Stored items:

----------

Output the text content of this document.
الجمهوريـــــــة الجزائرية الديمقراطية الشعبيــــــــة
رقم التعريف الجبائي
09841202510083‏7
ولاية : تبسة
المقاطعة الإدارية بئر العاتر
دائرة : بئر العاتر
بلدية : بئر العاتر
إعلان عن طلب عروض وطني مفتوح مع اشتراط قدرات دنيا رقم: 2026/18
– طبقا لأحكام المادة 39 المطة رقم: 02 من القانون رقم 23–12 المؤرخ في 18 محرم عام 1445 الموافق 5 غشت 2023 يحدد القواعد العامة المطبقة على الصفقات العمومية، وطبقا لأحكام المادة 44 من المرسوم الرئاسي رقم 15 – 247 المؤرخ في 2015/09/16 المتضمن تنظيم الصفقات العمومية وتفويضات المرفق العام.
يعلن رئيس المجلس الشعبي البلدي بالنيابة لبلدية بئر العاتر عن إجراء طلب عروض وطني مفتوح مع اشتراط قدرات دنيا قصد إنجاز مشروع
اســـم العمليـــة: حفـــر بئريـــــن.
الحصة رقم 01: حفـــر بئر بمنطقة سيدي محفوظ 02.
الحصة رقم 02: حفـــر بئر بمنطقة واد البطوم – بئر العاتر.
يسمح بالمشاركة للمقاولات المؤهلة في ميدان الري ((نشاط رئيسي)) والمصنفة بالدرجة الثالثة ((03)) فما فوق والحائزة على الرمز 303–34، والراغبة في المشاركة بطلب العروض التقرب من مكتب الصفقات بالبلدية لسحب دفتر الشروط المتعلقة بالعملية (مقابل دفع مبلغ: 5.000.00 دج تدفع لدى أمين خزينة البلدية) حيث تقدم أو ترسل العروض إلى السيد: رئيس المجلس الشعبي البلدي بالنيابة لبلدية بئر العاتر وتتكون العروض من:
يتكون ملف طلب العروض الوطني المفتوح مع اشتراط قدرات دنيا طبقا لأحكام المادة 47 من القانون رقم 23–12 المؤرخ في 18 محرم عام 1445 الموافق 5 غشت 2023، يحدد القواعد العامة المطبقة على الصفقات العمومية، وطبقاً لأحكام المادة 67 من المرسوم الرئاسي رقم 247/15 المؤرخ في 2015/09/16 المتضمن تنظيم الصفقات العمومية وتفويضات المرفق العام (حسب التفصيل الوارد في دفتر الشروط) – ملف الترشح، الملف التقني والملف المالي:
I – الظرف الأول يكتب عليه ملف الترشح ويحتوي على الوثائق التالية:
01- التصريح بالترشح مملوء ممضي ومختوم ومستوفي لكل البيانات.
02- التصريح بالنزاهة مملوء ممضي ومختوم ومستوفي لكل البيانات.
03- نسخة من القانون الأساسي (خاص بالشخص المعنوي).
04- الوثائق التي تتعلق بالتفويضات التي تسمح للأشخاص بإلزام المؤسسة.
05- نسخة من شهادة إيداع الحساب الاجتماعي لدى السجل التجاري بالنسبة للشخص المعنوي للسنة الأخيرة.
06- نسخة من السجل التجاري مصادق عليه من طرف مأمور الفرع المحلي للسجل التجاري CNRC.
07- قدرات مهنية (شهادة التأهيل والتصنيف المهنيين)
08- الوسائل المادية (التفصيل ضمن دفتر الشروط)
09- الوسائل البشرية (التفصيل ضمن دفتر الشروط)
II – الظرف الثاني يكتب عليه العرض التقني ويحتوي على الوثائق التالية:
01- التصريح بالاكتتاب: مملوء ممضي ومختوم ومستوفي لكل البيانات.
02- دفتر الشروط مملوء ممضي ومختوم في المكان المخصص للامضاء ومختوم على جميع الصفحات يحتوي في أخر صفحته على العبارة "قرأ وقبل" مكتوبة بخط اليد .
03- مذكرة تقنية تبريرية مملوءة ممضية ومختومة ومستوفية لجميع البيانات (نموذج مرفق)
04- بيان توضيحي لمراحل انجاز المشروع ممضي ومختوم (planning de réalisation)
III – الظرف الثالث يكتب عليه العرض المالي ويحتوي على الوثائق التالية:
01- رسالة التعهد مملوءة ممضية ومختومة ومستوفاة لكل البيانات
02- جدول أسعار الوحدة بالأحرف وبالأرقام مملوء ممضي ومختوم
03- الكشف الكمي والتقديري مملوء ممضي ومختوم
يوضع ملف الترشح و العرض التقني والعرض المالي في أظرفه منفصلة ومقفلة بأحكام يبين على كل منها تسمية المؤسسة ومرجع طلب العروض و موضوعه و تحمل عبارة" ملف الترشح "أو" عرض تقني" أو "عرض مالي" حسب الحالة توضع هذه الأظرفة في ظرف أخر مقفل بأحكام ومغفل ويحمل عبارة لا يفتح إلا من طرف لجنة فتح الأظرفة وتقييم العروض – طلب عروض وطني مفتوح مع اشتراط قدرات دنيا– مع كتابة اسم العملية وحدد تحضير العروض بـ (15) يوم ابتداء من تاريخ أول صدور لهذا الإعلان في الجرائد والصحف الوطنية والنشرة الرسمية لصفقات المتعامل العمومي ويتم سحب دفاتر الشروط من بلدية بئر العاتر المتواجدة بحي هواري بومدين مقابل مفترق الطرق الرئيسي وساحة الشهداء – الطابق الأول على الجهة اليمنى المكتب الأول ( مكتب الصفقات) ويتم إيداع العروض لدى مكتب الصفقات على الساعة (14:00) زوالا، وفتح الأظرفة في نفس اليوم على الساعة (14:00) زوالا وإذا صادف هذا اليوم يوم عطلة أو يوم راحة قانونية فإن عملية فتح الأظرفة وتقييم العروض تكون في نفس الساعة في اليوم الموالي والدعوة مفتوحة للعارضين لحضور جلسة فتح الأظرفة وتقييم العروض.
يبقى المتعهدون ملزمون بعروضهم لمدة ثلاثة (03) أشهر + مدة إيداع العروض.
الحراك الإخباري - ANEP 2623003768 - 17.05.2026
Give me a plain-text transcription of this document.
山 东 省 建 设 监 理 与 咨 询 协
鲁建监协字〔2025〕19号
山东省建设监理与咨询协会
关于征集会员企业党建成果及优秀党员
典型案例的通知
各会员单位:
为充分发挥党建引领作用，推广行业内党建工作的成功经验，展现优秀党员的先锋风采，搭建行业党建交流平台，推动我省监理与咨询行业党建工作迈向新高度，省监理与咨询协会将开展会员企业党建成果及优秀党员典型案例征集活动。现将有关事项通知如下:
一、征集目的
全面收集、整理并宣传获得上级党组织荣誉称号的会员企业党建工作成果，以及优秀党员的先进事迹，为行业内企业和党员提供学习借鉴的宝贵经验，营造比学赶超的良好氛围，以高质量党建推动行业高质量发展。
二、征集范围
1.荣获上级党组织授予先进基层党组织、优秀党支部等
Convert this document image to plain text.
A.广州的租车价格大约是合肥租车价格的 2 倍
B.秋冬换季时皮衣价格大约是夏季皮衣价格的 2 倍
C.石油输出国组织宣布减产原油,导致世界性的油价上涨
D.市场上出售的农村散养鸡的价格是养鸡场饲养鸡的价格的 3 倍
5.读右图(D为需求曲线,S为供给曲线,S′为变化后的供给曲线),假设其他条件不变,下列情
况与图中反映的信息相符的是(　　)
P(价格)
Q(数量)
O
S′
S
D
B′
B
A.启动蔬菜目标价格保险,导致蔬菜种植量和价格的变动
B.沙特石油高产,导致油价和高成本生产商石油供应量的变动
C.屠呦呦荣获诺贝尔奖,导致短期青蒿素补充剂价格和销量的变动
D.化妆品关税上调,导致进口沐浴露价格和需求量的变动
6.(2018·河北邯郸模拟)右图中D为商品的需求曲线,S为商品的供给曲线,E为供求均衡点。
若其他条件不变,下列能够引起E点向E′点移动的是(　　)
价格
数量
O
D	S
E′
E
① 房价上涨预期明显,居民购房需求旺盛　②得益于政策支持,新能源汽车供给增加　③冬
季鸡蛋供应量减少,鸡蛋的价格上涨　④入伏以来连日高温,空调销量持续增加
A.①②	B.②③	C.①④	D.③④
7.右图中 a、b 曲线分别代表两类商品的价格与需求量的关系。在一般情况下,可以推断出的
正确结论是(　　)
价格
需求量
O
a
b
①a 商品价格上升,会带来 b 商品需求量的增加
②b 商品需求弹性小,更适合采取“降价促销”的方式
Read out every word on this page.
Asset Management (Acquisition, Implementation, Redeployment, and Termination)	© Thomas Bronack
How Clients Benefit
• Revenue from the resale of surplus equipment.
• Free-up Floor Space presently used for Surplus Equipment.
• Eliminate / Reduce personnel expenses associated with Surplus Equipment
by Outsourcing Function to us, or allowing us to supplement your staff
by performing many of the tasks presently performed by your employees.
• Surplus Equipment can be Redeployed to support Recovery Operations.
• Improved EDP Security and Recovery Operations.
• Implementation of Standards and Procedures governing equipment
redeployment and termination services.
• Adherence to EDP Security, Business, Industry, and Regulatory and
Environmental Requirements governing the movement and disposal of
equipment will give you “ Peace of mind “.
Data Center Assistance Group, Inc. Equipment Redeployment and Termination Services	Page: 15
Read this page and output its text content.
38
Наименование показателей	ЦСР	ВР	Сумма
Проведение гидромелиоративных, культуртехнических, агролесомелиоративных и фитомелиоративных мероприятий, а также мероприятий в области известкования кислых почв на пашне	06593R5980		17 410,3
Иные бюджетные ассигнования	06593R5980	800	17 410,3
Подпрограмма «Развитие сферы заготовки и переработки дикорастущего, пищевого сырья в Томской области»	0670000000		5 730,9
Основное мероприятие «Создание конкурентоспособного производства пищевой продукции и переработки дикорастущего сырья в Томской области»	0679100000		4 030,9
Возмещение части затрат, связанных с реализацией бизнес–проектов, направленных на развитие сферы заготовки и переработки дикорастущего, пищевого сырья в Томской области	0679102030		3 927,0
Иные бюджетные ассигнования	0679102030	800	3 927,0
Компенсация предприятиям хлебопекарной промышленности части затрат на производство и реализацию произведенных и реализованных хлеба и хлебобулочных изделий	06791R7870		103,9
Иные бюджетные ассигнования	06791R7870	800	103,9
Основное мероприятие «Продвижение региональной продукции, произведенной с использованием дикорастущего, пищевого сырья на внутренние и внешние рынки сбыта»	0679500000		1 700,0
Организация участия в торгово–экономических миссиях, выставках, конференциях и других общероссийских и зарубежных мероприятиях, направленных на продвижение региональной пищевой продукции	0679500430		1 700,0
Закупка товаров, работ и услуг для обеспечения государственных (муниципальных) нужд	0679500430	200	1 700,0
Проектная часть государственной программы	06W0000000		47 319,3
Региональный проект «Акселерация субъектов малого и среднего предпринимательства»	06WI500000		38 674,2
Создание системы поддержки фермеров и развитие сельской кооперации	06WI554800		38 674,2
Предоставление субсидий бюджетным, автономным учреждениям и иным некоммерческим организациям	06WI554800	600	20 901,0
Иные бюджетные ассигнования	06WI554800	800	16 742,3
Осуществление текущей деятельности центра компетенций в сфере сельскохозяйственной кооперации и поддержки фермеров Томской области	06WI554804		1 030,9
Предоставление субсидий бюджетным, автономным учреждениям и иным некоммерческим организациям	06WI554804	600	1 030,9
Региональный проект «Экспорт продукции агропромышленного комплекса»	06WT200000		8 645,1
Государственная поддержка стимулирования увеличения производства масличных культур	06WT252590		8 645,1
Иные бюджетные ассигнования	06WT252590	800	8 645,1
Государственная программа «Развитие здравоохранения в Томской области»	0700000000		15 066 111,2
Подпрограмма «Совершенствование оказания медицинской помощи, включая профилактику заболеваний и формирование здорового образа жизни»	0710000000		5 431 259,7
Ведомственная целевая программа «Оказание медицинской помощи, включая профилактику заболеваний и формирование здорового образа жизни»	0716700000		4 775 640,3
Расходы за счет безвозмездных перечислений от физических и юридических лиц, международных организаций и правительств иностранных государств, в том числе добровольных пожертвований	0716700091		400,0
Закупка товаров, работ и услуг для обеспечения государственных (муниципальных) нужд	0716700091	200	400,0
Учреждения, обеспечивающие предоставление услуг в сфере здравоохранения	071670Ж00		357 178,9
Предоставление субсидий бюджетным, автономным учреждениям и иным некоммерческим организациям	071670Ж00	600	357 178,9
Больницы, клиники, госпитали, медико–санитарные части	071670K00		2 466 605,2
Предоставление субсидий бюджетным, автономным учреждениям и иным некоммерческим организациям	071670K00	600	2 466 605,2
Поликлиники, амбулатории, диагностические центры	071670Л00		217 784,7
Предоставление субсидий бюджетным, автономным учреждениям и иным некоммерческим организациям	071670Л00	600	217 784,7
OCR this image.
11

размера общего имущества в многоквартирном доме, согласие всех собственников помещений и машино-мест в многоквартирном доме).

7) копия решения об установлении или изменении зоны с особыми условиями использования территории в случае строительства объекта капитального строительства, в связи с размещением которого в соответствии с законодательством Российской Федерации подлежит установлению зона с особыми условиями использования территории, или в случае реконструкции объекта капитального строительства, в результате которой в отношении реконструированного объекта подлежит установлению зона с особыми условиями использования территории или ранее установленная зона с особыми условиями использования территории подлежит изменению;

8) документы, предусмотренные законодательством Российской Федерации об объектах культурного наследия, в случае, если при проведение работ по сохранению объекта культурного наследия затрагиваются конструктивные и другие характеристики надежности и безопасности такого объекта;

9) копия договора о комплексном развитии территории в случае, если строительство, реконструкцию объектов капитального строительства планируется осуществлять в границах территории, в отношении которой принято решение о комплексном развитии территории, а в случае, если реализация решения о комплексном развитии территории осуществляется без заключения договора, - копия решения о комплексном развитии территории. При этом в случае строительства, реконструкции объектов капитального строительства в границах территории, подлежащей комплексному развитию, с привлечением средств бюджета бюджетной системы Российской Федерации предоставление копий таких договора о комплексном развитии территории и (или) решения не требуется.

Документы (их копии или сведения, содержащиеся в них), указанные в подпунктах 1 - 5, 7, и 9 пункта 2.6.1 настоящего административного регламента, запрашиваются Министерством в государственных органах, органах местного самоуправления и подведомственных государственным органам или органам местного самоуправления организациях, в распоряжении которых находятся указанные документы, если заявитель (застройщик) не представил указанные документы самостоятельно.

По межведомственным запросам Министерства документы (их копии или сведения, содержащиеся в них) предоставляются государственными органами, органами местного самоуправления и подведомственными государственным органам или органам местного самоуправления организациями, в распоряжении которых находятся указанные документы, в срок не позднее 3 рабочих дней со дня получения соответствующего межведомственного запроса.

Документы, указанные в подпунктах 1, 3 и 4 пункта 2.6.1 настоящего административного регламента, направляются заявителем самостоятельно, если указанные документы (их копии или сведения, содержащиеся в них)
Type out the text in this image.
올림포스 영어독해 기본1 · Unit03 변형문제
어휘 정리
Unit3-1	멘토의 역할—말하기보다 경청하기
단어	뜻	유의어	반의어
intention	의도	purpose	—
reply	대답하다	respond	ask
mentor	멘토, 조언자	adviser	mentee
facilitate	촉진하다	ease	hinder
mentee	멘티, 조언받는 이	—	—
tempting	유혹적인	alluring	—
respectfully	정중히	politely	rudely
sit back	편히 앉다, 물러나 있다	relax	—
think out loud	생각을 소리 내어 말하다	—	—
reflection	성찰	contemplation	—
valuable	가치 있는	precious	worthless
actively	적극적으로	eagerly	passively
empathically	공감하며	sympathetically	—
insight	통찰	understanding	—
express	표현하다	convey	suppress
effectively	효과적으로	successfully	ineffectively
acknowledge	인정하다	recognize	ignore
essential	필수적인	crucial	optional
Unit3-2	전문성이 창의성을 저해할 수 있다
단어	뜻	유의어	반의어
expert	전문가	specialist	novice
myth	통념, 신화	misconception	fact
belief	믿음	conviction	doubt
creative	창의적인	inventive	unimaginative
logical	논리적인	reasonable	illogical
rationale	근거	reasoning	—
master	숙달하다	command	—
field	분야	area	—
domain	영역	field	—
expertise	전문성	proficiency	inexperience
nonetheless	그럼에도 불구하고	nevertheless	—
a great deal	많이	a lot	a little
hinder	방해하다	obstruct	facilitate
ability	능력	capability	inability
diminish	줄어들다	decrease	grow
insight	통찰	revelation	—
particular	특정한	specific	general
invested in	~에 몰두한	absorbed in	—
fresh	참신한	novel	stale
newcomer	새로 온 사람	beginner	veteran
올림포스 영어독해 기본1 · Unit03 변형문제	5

----------

## Task to complete
Look through the data and show every line containing "медицинской".

## Complete response
Подпрограмма «Совершенствование оказания медицинской помощи, включая профилактику заболеваний и формирование здорового образа жизни»	0710000000		5 431 259,7
Ведомственная целевая программа «Оказание медицинской помощи, включая профилактику заболеваний и формирование здорового образа жизни»	0716700000		4 775 640,3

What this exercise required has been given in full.